Task statement — Rewrite the part that opens with the line containing "node dot x189.7 y116 xyxy=(189,115,191,117)" and closes with the line containing "svg-text:ws: ws xyxy=(60,104,62,106)", switching "wire" to "cable" and leaving everything else unchanged.

(Stored items)

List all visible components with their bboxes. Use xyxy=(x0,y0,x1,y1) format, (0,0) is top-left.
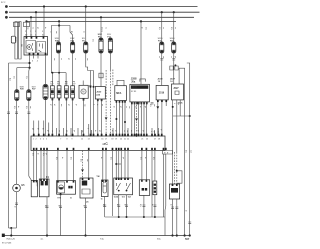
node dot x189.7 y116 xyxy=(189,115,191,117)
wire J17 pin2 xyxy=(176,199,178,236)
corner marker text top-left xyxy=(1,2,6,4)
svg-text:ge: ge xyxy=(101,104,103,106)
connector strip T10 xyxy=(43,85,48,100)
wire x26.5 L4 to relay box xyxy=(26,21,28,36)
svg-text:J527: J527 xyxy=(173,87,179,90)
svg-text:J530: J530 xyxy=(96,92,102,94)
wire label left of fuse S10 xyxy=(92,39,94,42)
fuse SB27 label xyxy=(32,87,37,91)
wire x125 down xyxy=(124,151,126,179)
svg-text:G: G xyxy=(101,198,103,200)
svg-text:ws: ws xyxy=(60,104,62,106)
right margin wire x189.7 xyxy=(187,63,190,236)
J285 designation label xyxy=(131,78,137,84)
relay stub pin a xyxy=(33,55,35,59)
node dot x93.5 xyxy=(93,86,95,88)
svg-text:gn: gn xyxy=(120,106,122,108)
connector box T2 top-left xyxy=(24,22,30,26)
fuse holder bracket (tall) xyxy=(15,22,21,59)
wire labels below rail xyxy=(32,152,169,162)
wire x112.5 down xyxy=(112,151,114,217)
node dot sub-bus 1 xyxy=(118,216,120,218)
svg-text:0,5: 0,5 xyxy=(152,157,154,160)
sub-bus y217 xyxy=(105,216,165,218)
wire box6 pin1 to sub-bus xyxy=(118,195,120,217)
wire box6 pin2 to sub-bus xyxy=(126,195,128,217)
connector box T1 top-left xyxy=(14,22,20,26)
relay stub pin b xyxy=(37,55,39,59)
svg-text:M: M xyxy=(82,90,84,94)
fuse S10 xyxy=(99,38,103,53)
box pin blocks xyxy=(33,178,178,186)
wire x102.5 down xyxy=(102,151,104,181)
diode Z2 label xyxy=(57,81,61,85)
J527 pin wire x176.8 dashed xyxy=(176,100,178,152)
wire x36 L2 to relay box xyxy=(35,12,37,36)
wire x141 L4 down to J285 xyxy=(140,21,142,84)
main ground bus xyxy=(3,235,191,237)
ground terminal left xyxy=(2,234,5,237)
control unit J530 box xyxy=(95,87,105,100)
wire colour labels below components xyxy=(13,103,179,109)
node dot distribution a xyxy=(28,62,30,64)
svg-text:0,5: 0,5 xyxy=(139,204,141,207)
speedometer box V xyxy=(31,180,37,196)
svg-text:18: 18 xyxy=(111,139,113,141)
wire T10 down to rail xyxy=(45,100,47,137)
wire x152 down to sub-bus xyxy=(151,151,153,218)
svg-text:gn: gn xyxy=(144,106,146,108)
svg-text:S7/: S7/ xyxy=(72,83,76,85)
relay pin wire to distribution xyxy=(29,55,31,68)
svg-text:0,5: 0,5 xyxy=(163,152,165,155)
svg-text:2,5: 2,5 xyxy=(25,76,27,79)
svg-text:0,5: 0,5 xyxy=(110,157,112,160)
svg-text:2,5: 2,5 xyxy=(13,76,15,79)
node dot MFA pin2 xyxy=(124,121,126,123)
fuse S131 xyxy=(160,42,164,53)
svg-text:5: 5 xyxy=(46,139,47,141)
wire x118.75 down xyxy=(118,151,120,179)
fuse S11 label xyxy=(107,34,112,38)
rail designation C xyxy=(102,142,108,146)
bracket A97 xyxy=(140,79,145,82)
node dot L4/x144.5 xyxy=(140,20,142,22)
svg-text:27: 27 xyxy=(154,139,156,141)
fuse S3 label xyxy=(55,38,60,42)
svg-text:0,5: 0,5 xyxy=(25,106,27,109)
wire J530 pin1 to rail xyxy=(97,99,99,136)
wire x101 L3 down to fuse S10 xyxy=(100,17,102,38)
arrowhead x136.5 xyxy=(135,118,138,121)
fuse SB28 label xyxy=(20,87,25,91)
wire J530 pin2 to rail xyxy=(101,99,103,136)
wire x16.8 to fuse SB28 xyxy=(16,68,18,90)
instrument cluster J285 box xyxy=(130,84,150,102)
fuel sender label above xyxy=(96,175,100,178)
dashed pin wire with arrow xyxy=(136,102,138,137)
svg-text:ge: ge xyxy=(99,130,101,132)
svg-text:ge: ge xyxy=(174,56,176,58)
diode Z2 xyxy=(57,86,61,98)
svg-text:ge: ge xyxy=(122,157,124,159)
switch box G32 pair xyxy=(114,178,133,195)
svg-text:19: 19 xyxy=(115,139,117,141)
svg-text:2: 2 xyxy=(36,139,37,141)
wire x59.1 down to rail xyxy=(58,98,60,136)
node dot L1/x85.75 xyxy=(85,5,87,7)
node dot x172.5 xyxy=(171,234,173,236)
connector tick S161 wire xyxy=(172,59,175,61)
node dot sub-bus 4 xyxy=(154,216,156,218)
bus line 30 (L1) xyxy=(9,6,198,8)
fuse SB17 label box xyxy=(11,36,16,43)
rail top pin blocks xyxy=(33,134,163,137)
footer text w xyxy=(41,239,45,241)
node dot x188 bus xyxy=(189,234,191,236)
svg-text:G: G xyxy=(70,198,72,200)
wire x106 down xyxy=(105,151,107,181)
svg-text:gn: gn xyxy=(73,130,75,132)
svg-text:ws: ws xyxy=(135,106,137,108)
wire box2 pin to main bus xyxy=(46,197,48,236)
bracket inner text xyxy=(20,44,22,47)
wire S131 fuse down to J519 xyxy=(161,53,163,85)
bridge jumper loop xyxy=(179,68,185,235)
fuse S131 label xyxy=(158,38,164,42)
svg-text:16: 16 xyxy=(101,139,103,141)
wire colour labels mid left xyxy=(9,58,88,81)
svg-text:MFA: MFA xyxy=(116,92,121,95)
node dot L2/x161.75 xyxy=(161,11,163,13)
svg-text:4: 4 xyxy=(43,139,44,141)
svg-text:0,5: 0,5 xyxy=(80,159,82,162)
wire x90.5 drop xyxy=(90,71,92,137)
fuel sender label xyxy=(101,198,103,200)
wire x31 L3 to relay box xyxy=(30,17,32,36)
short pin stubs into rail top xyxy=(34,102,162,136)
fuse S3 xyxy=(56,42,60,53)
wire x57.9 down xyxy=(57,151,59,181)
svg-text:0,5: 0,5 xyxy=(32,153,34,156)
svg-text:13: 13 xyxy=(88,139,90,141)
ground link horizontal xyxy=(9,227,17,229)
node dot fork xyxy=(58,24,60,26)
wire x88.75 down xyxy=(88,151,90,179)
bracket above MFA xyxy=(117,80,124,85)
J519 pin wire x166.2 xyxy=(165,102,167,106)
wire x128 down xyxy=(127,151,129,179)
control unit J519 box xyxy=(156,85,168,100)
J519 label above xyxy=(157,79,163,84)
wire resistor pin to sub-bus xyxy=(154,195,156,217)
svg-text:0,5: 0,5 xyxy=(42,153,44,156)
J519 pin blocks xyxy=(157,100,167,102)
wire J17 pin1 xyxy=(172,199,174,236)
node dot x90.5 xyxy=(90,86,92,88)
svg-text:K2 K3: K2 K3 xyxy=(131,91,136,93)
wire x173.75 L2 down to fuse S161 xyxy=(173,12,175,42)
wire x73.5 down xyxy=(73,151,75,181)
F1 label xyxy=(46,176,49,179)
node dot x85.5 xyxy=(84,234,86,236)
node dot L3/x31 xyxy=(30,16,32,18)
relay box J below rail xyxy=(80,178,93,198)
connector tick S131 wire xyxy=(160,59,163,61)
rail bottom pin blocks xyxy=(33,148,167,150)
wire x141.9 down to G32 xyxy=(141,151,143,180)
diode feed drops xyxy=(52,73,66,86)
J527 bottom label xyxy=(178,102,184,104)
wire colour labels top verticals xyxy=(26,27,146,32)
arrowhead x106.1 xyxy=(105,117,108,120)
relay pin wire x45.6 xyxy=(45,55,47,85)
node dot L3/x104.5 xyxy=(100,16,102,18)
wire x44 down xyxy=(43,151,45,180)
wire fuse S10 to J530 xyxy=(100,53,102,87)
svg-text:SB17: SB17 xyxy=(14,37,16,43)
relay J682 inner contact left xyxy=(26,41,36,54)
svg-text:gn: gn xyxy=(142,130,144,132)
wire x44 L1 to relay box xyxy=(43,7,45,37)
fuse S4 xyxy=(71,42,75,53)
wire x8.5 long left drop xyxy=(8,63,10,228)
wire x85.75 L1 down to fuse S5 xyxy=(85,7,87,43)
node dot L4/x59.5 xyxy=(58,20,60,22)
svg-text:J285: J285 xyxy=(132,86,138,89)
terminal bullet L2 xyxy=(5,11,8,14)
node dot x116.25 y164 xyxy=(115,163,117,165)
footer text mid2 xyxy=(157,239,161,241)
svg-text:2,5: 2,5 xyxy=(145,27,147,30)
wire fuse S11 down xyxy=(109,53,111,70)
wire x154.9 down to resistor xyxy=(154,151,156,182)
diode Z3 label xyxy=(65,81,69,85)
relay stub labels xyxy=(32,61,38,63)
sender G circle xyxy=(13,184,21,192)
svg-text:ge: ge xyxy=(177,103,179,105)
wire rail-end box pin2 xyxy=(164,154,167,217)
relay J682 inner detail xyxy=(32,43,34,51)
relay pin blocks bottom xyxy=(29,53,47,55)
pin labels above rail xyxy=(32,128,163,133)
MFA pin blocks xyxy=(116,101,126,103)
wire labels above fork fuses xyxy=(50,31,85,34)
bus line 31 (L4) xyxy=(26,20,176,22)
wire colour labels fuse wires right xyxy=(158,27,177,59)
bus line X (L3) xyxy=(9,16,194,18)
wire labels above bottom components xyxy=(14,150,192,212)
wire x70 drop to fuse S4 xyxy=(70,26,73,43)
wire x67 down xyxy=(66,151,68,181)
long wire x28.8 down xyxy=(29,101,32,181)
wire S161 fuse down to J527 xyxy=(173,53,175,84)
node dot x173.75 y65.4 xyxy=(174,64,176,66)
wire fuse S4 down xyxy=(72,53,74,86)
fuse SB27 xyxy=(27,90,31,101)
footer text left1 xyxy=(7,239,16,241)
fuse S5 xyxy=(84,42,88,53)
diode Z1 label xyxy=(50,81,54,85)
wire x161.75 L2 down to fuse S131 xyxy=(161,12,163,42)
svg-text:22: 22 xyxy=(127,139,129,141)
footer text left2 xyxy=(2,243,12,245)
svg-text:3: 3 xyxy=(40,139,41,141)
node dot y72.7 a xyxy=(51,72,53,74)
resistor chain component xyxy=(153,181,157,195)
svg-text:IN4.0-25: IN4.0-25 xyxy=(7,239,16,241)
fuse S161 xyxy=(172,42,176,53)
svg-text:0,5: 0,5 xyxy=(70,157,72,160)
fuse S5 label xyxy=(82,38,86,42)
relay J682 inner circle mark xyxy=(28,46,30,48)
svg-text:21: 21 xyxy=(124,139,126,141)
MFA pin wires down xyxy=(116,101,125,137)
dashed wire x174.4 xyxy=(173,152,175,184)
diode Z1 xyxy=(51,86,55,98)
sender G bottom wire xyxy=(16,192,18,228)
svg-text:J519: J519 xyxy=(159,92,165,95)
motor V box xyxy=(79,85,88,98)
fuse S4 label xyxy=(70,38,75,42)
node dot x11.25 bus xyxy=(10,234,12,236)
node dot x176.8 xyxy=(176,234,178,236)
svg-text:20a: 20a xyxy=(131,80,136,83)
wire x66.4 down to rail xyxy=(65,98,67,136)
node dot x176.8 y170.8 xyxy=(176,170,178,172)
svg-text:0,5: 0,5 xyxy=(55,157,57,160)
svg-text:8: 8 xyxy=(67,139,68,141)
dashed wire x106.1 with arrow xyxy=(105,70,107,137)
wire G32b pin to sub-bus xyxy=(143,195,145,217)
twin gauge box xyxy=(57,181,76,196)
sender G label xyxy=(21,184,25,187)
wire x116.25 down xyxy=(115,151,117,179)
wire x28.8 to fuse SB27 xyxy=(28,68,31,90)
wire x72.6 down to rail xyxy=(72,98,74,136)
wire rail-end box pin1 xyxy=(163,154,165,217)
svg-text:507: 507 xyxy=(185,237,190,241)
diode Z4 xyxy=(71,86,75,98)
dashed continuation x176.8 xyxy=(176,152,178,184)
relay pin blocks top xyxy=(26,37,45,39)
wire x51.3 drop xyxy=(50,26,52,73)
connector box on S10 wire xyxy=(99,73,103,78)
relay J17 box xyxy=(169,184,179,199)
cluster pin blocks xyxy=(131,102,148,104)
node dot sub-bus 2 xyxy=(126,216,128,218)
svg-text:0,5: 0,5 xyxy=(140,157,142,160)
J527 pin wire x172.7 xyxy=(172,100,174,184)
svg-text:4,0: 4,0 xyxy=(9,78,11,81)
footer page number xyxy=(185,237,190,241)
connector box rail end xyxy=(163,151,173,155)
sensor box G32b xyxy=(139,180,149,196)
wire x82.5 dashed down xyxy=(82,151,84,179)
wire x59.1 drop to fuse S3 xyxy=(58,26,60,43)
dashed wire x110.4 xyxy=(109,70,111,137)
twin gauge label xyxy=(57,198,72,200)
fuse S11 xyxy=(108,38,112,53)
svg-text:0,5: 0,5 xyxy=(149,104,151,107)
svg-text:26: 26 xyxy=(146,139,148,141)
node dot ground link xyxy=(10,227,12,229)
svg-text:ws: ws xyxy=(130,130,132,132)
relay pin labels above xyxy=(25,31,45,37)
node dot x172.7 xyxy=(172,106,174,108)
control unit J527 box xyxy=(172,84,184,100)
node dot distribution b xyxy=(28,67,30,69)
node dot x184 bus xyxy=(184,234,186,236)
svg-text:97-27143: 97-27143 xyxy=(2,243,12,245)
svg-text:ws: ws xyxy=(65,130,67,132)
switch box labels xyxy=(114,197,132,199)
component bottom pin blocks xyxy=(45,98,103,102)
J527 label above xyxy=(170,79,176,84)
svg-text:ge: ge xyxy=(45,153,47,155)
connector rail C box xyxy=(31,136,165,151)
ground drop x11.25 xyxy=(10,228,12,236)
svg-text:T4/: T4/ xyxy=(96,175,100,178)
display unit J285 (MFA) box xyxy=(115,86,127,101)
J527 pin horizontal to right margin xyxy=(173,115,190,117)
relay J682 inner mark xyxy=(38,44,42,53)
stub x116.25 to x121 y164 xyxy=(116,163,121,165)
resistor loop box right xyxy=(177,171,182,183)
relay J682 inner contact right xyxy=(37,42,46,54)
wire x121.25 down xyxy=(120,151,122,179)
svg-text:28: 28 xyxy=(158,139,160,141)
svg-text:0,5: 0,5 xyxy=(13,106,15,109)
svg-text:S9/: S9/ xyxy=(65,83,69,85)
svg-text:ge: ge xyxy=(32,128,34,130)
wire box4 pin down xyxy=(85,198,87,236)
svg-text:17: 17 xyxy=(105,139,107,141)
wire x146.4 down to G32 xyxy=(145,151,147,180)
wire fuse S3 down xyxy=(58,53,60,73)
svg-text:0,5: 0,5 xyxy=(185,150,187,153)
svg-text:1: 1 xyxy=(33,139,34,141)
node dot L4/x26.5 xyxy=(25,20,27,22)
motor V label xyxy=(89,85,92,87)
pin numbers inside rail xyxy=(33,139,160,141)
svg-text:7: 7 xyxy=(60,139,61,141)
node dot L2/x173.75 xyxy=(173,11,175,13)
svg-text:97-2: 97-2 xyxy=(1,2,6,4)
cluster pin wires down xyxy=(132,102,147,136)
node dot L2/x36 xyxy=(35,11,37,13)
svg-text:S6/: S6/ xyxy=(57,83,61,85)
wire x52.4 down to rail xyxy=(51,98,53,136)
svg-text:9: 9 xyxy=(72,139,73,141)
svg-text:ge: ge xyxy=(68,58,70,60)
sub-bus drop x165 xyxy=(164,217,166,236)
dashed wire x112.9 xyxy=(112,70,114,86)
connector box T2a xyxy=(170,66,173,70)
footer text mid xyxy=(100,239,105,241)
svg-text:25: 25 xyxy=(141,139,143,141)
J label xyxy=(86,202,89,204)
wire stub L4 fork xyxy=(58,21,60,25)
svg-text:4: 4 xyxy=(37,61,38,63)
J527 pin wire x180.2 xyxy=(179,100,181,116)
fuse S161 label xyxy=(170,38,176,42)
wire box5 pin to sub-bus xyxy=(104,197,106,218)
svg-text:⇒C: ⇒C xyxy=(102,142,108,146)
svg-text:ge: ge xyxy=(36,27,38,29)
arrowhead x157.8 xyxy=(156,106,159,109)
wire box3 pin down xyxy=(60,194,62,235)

Finished task —
node dot x189.7 y116 xyxy=(189,115,191,117)
cable J17 pin2 xyxy=(176,199,178,236)
corner marker text top-left xyxy=(1,2,6,4)
svg-text:ge: ge xyxy=(101,104,103,106)
connector strip T10 xyxy=(43,85,48,100)
cable x26.5 L4 to relay box xyxy=(26,21,28,36)
svg-text:J527: J527 xyxy=(173,87,179,90)
svg-text:J530: J530 xyxy=(96,92,102,94)
cable label left of fuse S10 xyxy=(92,39,94,42)
fuse SB27 label xyxy=(32,87,37,91)
cable x125 down xyxy=(124,151,126,179)
svg-text:G: G xyxy=(101,198,103,200)
svg-text:ws: ws xyxy=(60,104,62,106)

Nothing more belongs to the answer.